AIM: Transcribe each entry below exactly. Pictures do not go in the copy.

(Data extracted from a collection)

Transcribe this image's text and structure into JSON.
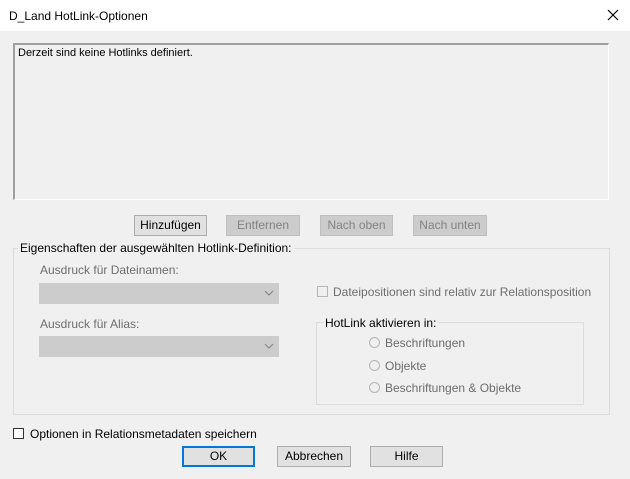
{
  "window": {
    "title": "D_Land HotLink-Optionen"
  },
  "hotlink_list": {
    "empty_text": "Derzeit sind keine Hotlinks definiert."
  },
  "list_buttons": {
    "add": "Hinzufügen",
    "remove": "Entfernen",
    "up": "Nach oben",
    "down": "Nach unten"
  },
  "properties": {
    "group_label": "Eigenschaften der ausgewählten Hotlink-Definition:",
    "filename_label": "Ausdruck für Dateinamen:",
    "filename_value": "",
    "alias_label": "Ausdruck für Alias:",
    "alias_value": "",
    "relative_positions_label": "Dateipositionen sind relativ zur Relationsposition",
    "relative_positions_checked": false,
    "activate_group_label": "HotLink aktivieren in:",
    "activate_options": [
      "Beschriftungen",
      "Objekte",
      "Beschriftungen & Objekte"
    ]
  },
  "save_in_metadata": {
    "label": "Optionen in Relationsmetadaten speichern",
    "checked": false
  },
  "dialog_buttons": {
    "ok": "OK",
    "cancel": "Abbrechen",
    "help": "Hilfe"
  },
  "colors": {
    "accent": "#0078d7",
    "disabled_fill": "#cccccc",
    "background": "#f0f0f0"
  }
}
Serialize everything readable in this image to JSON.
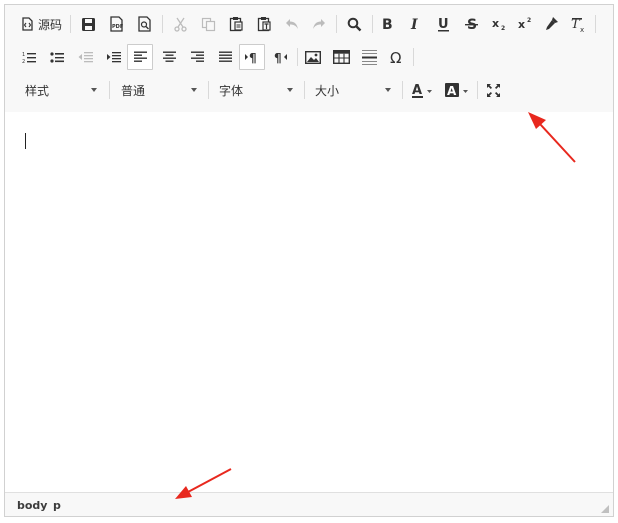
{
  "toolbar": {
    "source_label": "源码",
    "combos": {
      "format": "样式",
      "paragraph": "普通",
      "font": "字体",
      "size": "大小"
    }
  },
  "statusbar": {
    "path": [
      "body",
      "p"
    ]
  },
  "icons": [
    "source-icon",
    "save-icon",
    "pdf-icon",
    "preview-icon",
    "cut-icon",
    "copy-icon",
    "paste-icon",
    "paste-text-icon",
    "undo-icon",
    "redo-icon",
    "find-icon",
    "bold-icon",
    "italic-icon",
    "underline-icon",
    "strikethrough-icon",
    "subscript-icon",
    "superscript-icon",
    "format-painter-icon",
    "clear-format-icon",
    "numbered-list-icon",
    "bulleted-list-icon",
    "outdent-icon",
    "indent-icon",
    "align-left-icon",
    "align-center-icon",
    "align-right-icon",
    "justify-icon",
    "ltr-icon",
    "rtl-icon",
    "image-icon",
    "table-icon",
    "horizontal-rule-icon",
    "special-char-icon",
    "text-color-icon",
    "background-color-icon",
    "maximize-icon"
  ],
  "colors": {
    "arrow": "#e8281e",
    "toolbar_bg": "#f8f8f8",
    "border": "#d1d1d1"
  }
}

FULL SOLUTION:
Transcribe this image's text and structure into JSON.
{
  "window": {
    "title": "D_Land HotLink-Optionen"
  },
  "hotlink_list": {
    "empty_text": "Derzeit sind keine Hotlinks definiert."
  },
  "list_buttons": {
    "add": "Hinzufügen",
    "remove": "Entfernen",
    "up": "Nach oben",
    "down": "Nach unten"
  },
  "properties": {
    "group_label": "Eigenschaften der ausgewählten Hotlink-Definition:",
    "filename_label": "Ausdruck für Dateinamen:",
    "filename_value": "",
    "alias_label": "Ausdruck für Alias:",
    "alias_value": "",
    "relative_positions_label": "Dateipositionen sind relativ zur Relationsposition",
    "relative_positions_checked": false,
    "activate_group_label": "HotLink aktivieren in:",
    "activate_options": [
      "Beschriftungen",
      "Objekte",
      "Beschriftungen & Objekte"
    ]
  },
  "save_in_metadata": {
    "label": "Optionen in Relationsmetadaten speichern",
    "checked": false
  },
  "dialog_buttons": {
    "ok": "OK",
    "cancel": "Abbrechen",
    "help": "Hilfe"
  },
  "colors": {
    "accent": "#0078d7",
    "disabled_fill": "#cccccc",
    "background": "#f0f0f0"
  }
}
Serialize everything readable in this image to JSON.
{
  "toolbar": {
    "source_label": "源码",
    "combos": {
      "format": "样式",
      "paragraph": "普通",
      "font": "字体",
      "size": "大小"
    }
  },
  "statusbar": {
    "path": [
      "body",
      "p"
    ]
  },
  "icons": [
    "source-icon",
    "save-icon",
    "pdf-icon",
    "preview-icon",
    "cut-icon",
    "copy-icon",
    "paste-icon",
    "paste-text-icon",
    "undo-icon",
    "redo-icon",
    "find-icon",
    "bold-icon",
    "italic-icon",
    "underline-icon",
    "strikethrough-icon",
    "subscript-icon",
    "superscript-icon",
    "format-painter-icon",
    "clear-format-icon",
    "numbered-list-icon",
    "bulleted-list-icon",
    "outdent-icon",
    "indent-icon",
    "align-left-icon",
    "align-center-icon",
    "align-right-icon",
    "justify-icon",
    "ltr-icon",
    "rtl-icon",
    "image-icon",
    "table-icon",
    "horizontal-rule-icon",
    "special-char-icon",
    "text-color-icon",
    "background-color-icon",
    "maximize-icon"
  ],
  "colors": {
    "arrow": "#e8281e",
    "toolbar_bg": "#f8f8f8",
    "border": "#d1d1d1"
  }
}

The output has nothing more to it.